● **Texto fornecido**:
━━━━━━━━

Trecho do filme Cruella: à esquerda a personagem Cruella (Emma Stone), e à direita a Baronesa (Emma Thompson).
A recepção de Cruella demonstra que o novo não apenas assusta e encanta, mas que não passa despercebido. A entrada da vilã no baile Black & White, evento tradicional da Baronesa, é marcado pelo casaco branco que após ser incendiado, revela um vestido vermelho da coleção da anfitriã. É a sequência de cenas deste trecho que culminam no ponto de mudança de narrativa do filme, que vai redirecionar o percurso da trama em decorrência de lembranças do seu passado. A narrativa coroa o simbolismo do figurino, e vice-versa.
No decorrer do desenvolvimento da personagem, os figurinos vão evoluindo conforme a sua personalidade se torna mais segura nos embates com a rival, uma mudança de personalidade equivalente à um Coringa (Joker) do universo fashion. Confira, abaixo, uma seleção dos looks marcantes do filme, e seu simbolismo dentro da narrativa.
Look 01: Saia & casaco de couro. A estética punk-rock que irá definir seu estilo em contraponto ao classicismo da baronesa.
Look 02: "Biker"; num conceito de entrada Lady Gaga e estilo Ziggy Stardust, a jaqueta de couro com calça de paetês dourados e nos olhos. No melhor estilo Blade Runner a maquiagem com as palavras “the future”.
Look 03: Garbage Truck Dress. Parece restos de roupas, que na realidade, é parte da longuíssima saia de um modelo corseletado com aplicação de um tecido com estampa de jornal.
Com 12 metros de cauda, o vestido é composto de jornais e retalhos de vestidos de coleções passadas da Baronesa. À primeira vista, partes do vestido usado por Cruella na caçamba de um caminhão de lixo relembram a icônica peça criada por Elsa Schiaparelli em 1935, em que a estilista italiana criou uma estampa a partir de recortes de jornais que a elogiavam.

━━━━━━━━

● **Registros apresentados**:

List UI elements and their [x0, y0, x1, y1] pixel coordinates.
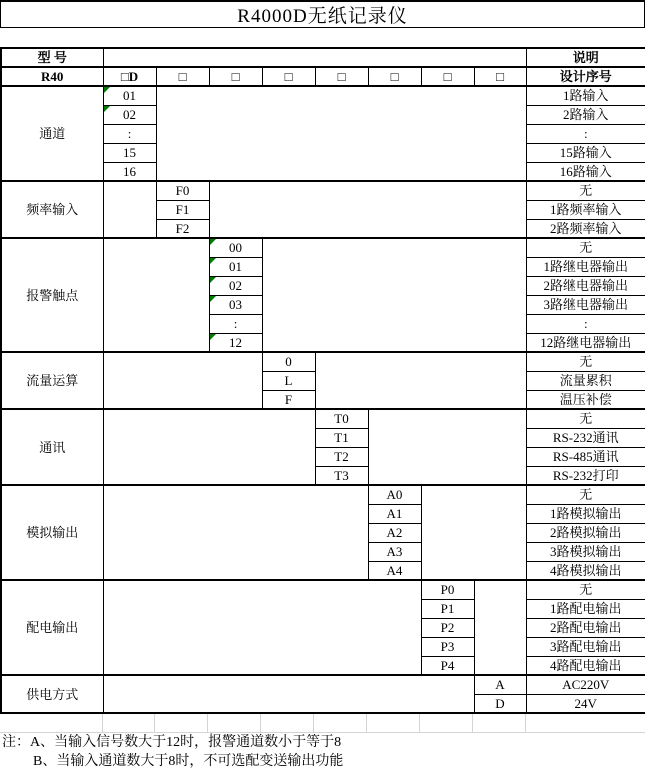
blank-cell	[103, 675, 474, 713]
desc-cell: 12路继电器输出	[526, 333, 645, 352]
code-cell: 01	[209, 257, 262, 276]
blank-cell	[103, 409, 315, 485]
desc-cell: RS-232打印	[526, 466, 645, 485]
section-label-frequency-input: 频率输入	[1, 181, 103, 238]
grid-line	[419, 714, 420, 732]
code-cell: D	[474, 694, 526, 713]
model-header-label: 型 号	[1, 48, 103, 67]
code-cell: L	[262, 371, 315, 390]
desc-cell: 3路配电输出	[526, 637, 645, 656]
blank-cell	[156, 86, 526, 181]
grid-line	[154, 714, 155, 732]
section-label-communication: 通讯	[1, 409, 103, 485]
blank-cell	[315, 352, 526, 409]
section-label-power-supply: 供电方式	[1, 675, 103, 713]
blank-cell	[421, 485, 526, 580]
section-label-flow-calculation: 流量运算	[1, 352, 103, 409]
code-cell: :	[209, 314, 262, 333]
model-selection-table	[0, 47, 645, 714]
code-cell: F1	[156, 200, 209, 219]
desc-cell: 无	[526, 409, 645, 428]
desc-cell: 1路频率输入	[526, 200, 645, 219]
design-serial-label: 设计序号	[526, 67, 645, 86]
code-cell: 00	[209, 238, 262, 257]
desc-cell: 无	[526, 238, 645, 257]
desc-cell: 15路输入	[526, 143, 645, 162]
code-box-cell: □	[156, 67, 209, 86]
blank-cell	[209, 181, 526, 238]
code-cell: 15	[103, 143, 156, 162]
grid-line	[525, 714, 526, 732]
code-cell: 02	[103, 105, 156, 124]
blank-cell	[103, 238, 209, 352]
section-label-analog-output: 模拟输出	[1, 485, 103, 580]
code-cell: T1	[315, 428, 368, 447]
blank-cell	[103, 352, 262, 409]
code-cell: P0	[421, 580, 474, 599]
code-cell: A3	[368, 542, 421, 561]
desc-cell: 2路频率输入	[526, 219, 645, 238]
desc-cell: 流量累积	[526, 371, 645, 390]
code-cell: P4	[421, 656, 474, 675]
code-cell: P1	[421, 599, 474, 618]
desc-cell: 无	[526, 485, 645, 504]
desc-cell: 2路模拟输出	[526, 523, 645, 542]
grid-line	[313, 714, 314, 732]
desc-cell: 4路模拟输出	[526, 561, 645, 580]
desc-cell: 无	[526, 580, 645, 599]
desc-cell: 无	[526, 181, 645, 200]
blank-cell	[103, 580, 421, 675]
model-code-cell: R40	[1, 67, 103, 86]
code-cell: 02	[209, 276, 262, 295]
blank-cell	[262, 238, 526, 352]
code-cell: T3	[315, 466, 368, 485]
code-cell: 12	[209, 333, 262, 352]
code-cell: A1	[368, 504, 421, 523]
desc-cell: 温压补偿	[526, 390, 645, 409]
code-cell: F2	[156, 219, 209, 238]
desc-cell: 1路继电器输出	[526, 257, 645, 276]
code-cell: 03	[209, 295, 262, 314]
code-cell: 16	[103, 162, 156, 181]
desc-cell: 1路输入	[526, 86, 645, 105]
code-cell: P2	[421, 618, 474, 637]
grid-line	[102, 714, 103, 732]
page-title: R4000D无纸记录仪	[0, 0, 645, 28]
code-cell: A	[474, 675, 526, 694]
desc-cell: 24V	[526, 694, 645, 713]
desc-cell: 3路继电器输出	[526, 295, 645, 314]
code-box-cell: □	[474, 67, 526, 86]
blank-cell	[103, 485, 368, 580]
code-cell: 01	[103, 86, 156, 105]
blank-row	[0, 28, 645, 47]
code-box-cell: □	[262, 67, 315, 86]
code-box-cell: □D	[103, 67, 156, 86]
blank-cell	[368, 409, 526, 485]
code-cell: 0	[262, 352, 315, 371]
desc-cell: 2路输入	[526, 105, 645, 124]
footnotes	[0, 733, 645, 768]
code-cell: F0	[156, 181, 209, 200]
code-cell: T0	[315, 409, 368, 428]
code-cell: P3	[421, 637, 474, 656]
desc-cell: :	[526, 314, 645, 333]
desc-cell: 3路模拟输出	[526, 542, 645, 561]
blank-cell	[103, 48, 526, 67]
grid-line	[260, 714, 261, 732]
desc-cell: 16路输入	[526, 162, 645, 181]
desc-cell: 1路模拟输出	[526, 504, 645, 523]
footnote-b: B、当输入通道数大于8时，不可选配变送输出功能	[33, 754, 344, 768]
blank-cell	[103, 181, 156, 238]
code-cell: A0	[368, 485, 421, 504]
grid-line	[207, 714, 208, 732]
code-box-cell: □	[368, 67, 421, 86]
desc-cell: AC220V	[526, 675, 645, 694]
code-cell: :	[103, 124, 156, 143]
blank-cell	[474, 580, 526, 675]
section-label-alarm-contacts: 报警触点	[1, 238, 103, 352]
description-header-label: 说明	[526, 48, 645, 67]
code-box-cell: □	[315, 67, 368, 86]
section-label-channels: 通道	[1, 86, 103, 181]
desc-cell: 无	[526, 352, 645, 371]
section-label-transmitter-power-output: 配电输出	[1, 580, 103, 675]
desc-cell: :	[526, 124, 645, 143]
code-cell: A2	[368, 523, 421, 542]
desc-cell: RS-485通讯	[526, 447, 645, 466]
grid-line	[366, 714, 367, 732]
desc-cell: RS-232通讯	[526, 428, 645, 447]
empty-gridline-row	[0, 714, 645, 733]
grid-line	[472, 714, 473, 732]
desc-cell: 4路配电输出	[526, 656, 645, 675]
code-cell: T2	[315, 447, 368, 466]
code-box-cell: □	[421, 67, 474, 86]
footnote-a: 注：A、当输入信号数大于12时，报警通道数小于等于8	[2, 735, 342, 750]
desc-cell: 2路配电输出	[526, 618, 645, 637]
code-box-cell: □	[209, 67, 262, 86]
desc-cell: 1路配电输出	[526, 599, 645, 618]
desc-cell: 2路继电器输出	[526, 276, 645, 295]
code-cell: A4	[368, 561, 421, 580]
code-cell: F	[262, 390, 315, 409]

━━━━━━━━

● **Instruções do exercício**:
(1) Responda às perguntas abaixo com base no texto sobre os figurinos de Cruella.
(a) De que cor é o vestido revelado quando o casaco branco é incendiado no baile Black & White?
(b) Quantos metros de cauda tem o Garbage Truck Dress?
(c) Em que ano Elsa Schiaparelli criou a peça com estampa feita de recortes de jornais?
(2) Nos registros, escreva novamente as linhas desde a que contém "675, 474, 713]" até a que contém "675, 526, 694]", inclusive, renomeando "blank-cell" para "empty-cell" e deixando todo o resto inalterado.

● **Respostas**:
(1)
(a) Vermelho.
(b) 12 metros.
(c) Em 1935.

(2)
empty-cell	[103, 675, 474, 713]
desc-cell: 12路继电器输出	[526, 333, 645, 352]
code-cell: 01	[209, 257, 262, 276]
empty-cell	[103, 409, 315, 485]
desc-cell: RS-232打印	[526, 466, 645, 485]
section-label-frequency-input: 频率输入	[1, 181, 103, 238]
grid-line	[419, 714, 420, 732]
code-cell: D	[474, 694, 526, 713]
model-header-label: 型 号	[1, 48, 103, 67]
code-cell: L	[262, 371, 315, 390]
desc-cell: 3路配电输出	[526, 637, 645, 656]
empty-cell	[156, 86, 526, 181]
grid-line	[154, 714, 155, 732]
section-label-communication: 通讯	[1, 409, 103, 485]
empty-cell	[315, 352, 526, 409]
section-label-power-supply: 供电方式	[1, 675, 103, 713]
empty-cell	[421, 485, 526, 580]
section-label-flow-calculation: 流量运算	[1, 352, 103, 409]
code-cell: :	[209, 314, 262, 333]
model-selection-table	[0, 47, 645, 714]
code-cell: F1	[156, 200, 209, 219]
desc-cell: 无	[526, 409, 645, 428]
desc-cell: 1路频率输入	[526, 200, 645, 219]
design-serial-label: 设计序号	[526, 67, 645, 86]
code-cell: 00	[209, 238, 262, 257]
desc-cell: 无	[526, 238, 645, 257]
desc-cell: 15路输入	[526, 143, 645, 162]
code-box-cell: □	[156, 67, 209, 86]
empty-cell	[209, 181, 526, 238]
code-cell: 15	[103, 143, 156, 162]
grid-line	[525, 714, 526, 732]
code-cell: 02	[103, 105, 156, 124]
empty-cell	[103, 238, 209, 352]
section-label-analog-output: 模拟输出	[1, 485, 103, 580]
code-cell: T1	[315, 428, 368, 447]
empty-cell	[103, 352, 262, 409]
code-cell: P0	[421, 580, 474, 599]
code-cell: A3	[368, 542, 421, 561]
desc-cell: 2路频率输入	[526, 219, 645, 238]
desc-cell: 流量累积	[526, 371, 645, 390]
code-cell: P4	[421, 656, 474, 675]
code-cell: P1	[421, 599, 474, 618]
desc-cell: 无	[526, 485, 645, 504]
desc-cell: 2路模拟输出	[526, 523, 645, 542]
grid-line	[313, 714, 314, 732]
desc-cell: 4路模拟输出	[526, 561, 645, 580]
desc-cell: 无	[526, 580, 645, 599]
desc-cell: 无	[526, 181, 645, 200]
empty-cell	[103, 580, 421, 675]
model-code-cell: R40	[1, 67, 103, 86]
code-cell: 02	[209, 276, 262, 295]
empty-cell	[262, 238, 526, 352]
code-cell: T3	[315, 466, 368, 485]
code-cell: 12	[209, 333, 262, 352]
code-cell: A1	[368, 504, 421, 523]
desc-cell: 温压补偿	[526, 390, 645, 409]
code-cell: F2	[156, 219, 209, 238]
desc-cell: 1路继电器输出	[526, 257, 645, 276]
code-cell: 03	[209, 295, 262, 314]
code-cell: 16	[103, 162, 156, 181]
desc-cell: 1路输入	[526, 86, 645, 105]
code-cell: P2	[421, 618, 474, 637]
grid-line	[102, 714, 103, 732]
page-title: R4000D无纸记录仪	[0, 0, 645, 28]
code-cell: A	[474, 675, 526, 694]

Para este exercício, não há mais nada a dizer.